Stated exercise: Write the records out again, keeping each line exactly as it is.

* BEGIN Data extract *

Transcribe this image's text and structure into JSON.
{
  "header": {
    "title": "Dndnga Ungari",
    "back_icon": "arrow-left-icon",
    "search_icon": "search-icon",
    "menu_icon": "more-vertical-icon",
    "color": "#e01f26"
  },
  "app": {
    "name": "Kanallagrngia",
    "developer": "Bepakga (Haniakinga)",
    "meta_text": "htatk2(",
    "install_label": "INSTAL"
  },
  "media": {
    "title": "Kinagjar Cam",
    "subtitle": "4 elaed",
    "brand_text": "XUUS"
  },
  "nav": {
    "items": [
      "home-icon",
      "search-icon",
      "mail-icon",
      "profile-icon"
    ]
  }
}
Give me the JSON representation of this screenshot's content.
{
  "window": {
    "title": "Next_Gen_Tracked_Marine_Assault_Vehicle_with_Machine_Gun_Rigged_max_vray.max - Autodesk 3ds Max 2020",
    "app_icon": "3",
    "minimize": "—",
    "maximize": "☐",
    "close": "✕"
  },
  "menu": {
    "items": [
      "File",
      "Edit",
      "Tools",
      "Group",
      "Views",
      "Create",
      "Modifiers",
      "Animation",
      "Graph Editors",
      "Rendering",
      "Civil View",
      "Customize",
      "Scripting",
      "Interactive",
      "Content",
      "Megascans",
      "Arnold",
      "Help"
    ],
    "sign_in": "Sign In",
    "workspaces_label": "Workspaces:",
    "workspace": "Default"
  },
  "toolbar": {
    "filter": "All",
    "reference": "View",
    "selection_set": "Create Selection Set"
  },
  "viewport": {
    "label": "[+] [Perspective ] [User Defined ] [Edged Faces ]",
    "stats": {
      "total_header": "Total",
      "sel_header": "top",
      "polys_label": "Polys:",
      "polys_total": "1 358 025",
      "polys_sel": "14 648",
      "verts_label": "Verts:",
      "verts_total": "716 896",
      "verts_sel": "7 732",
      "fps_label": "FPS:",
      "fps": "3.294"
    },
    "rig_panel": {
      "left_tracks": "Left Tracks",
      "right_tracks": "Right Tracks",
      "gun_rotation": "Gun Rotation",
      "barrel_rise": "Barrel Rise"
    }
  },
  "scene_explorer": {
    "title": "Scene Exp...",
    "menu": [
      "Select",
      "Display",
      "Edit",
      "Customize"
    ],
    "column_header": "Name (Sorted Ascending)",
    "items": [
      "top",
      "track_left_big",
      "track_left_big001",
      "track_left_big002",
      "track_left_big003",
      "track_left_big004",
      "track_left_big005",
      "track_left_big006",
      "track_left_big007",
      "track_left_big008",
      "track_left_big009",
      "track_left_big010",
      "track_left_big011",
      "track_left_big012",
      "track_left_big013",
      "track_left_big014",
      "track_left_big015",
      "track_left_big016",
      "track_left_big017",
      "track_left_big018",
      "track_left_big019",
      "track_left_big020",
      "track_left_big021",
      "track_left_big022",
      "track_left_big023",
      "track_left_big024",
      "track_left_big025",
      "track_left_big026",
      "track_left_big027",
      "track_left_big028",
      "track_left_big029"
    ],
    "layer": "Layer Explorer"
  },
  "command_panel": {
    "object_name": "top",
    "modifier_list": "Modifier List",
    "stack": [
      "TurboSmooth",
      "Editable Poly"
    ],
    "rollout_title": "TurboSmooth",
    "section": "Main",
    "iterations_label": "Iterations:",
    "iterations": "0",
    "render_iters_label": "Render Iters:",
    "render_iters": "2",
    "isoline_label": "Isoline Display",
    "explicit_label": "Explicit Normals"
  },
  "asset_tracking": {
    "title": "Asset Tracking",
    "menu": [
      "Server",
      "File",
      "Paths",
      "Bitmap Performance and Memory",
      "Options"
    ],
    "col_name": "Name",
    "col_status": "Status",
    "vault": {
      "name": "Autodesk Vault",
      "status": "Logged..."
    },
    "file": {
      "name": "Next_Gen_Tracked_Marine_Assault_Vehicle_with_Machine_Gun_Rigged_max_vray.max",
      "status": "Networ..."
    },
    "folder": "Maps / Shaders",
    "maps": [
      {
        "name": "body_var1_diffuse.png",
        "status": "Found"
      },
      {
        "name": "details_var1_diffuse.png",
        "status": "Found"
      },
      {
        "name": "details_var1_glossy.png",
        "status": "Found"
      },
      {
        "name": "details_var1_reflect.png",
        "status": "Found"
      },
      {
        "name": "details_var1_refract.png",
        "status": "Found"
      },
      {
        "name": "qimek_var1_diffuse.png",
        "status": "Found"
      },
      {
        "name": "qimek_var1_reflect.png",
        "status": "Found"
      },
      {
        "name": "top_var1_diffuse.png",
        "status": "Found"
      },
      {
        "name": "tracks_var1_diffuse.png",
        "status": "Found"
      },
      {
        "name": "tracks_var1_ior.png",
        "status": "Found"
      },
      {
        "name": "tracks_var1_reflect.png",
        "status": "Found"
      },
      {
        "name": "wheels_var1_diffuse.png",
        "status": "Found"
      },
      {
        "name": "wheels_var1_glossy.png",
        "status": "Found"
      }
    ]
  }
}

* END Data extract *

Task output:
Transcribe this image's text and structure into JSON.
{
  "header": {
    "title": "Dndnga Ungari",
    "back_icon": "arrow-left-icon",
    "search_icon": "search-icon",
    "menu_icon": "more-vertical-icon",
    "color": "#e01f26"
  },
  "app": {
    "name": "Kanallagrngia",
    "developer": "Bepakga (Haniakinga)",
    "meta_text": "htatk2(",
    "install_label": "INSTAL"
  },
  "media": {
    "title": "Kinagjar Cam",
    "subtitle": "4 elaed",
    "brand_text": "XUUS"
  },
  "nav": {
    "items": [
      "home-icon",
      "search-icon",
      "mail-icon",
      "profile-icon"
    ]
  }
}
Give me the JSON representation of this screenshot's content.
{
  "window": {
    "title": "Next_Gen_Tracked_Marine_Assault_Vehicle_with_Machine_Gun_Rigged_max_vray.max - Autodesk 3ds Max 2020",
    "app_icon": "3",
    "minimize": "—",
    "maximize": "☐",
    "close": "✕"
  },
  "menu": {
    "items": [
      "File",
      "Edit",
      "Tools",
      "Group",
      "Views",
      "Create",
      "Modifiers",
      "Animation",
      "Graph Editors",
      "Rendering",
      "Civil View",
      "Customize",
      "Scripting",
      "Interactive",
      "Content",
      "Megascans",
      "Arnold",
      "Help"
    ],
    "sign_in": "Sign In",
    "workspaces_label": "Workspaces:",
    "workspace": "Default"
  },
  "toolbar": {
    "filter": "All",
    "reference": "View",
    "selection_set": "Create Selection Set"
  },
  "viewport": {
    "label": "[+] [Perspective ] [User Defined ] [Edged Faces ]",
    "stats": {
      "total_header": "Total",
      "sel_header": "top",
      "polys_label": "Polys:",
      "polys_total": "1 358 025",
      "polys_sel": "14 648",
      "verts_label": "Verts:",
      "verts_total": "716 896",
      "verts_sel": "7 732",
      "fps_label": "FPS:",
      "fps": "3.294"
    },
    "rig_panel": {
      "left_tracks": "Left Tracks",
      "right_tracks": "Right Tracks",
      "gun_rotation": "Gun Rotation",
      "barrel_rise": "Barrel Rise"
    }
  },
  "scene_explorer": {
    "title": "Scene Exp...",
    "menu": [
      "Select",
      "Display",
      "Edit",
      "Customize"
    ],
    "column_header": "Name (Sorted Ascending)",
    "items": [
      "top",
      "track_left_big",
      "track_left_big001",
      "track_left_big002",
      "track_left_big003",
      "track_left_big004",
      "track_left_big005",
      "track_left_big006",
      "track_left_big007",
      "track_left_big008",
      "track_left_big009",
      "track_left_big010",
      "track_left_big011",
      "track_left_big012",
      "track_left_big013",
      "track_left_big014",
      "track_left_big015",
      "track_left_big016",
      "track_left_big017",
      "track_left_big018",
      "track_left_big019",
      "track_left_big020",
      "track_left_big021",
      "track_left_big022",
      "track_left_big023",
      "track_left_big024",
      "track_left_big025",
      "track_left_big026",
      "track_left_big027",
      "track_left_big028",
      "track_left_big029"
    ],
    "layer": "Layer Explorer"
  },
  "command_panel": {
    "object_name": "top",
    "modifier_list": "Modifier List",
    "stack": [
      "TurboSmooth",
      "Editable Poly"
    ],
    "rollout_title": "TurboSmooth",
    "section": "Main",
    "iterations_label": "Iterations:",
    "iterations": "0",
    "render_iters_label": "Render Iters:",
    "render_iters": "2",
    "isoline_label": "Isoline Display",
    "explicit_label": "Explicit Normals"
  },
  "asset_tracking": {
    "title": "Asset Tracking",
    "menu": [
      "Server",
      "File",
      "Paths",
      "Bitmap Performance and Memory",
      "Options"
    ],
    "col_name": "Name",
    "col_status": "Status",
    "vault": {
      "name": "Autodesk Vault",
      "status": "Logged..."
    },
    "file": {
      "name": "Next_Gen_Tracked_Marine_Assault_Vehicle_with_Machine_Gun_Rigged_max_vray.max",
      "status": "Networ..."
    },
    "folder": "Maps / Shaders",
    "maps": [
      {
        "name": "body_var1_diffuse.png",
        "status": "Found"
      },
      {
        "name": "details_var1_diffuse.png",
        "status": "Found"
      },
      {
        "name": "details_var1_glossy.png",
        "status": "Found"
      },
      {
        "name": "details_var1_reflect.png",
        "status": "Found"
      },
      {
        "name": "details_var1_refract.png",
        "status": "Found"
      },
      {
        "name": "qimek_var1_diffuse.png",
        "status": "Found"
      },
      {
        "name": "qimek_var1_reflect.png",
        "status": "Found"
      },
      {
        "name": "top_var1_diffuse.png",
        "status": "Found"
      },
      {
        "name": "tracks_var1_diffuse.png",
        "status": "Found"
      },
      {
        "name": "tracks_var1_ior.png",
        "status": "Found"
      },
      {
        "name": "tracks_var1_reflect.png",
        "status": "Found"
      },
      {
        "name": "wheels_var1_diffuse.png",
        "status": "Found"
      },
      {
        "name": "wheels_var1_glossy.png",
        "status": "Found"
      }
    ]
  }
}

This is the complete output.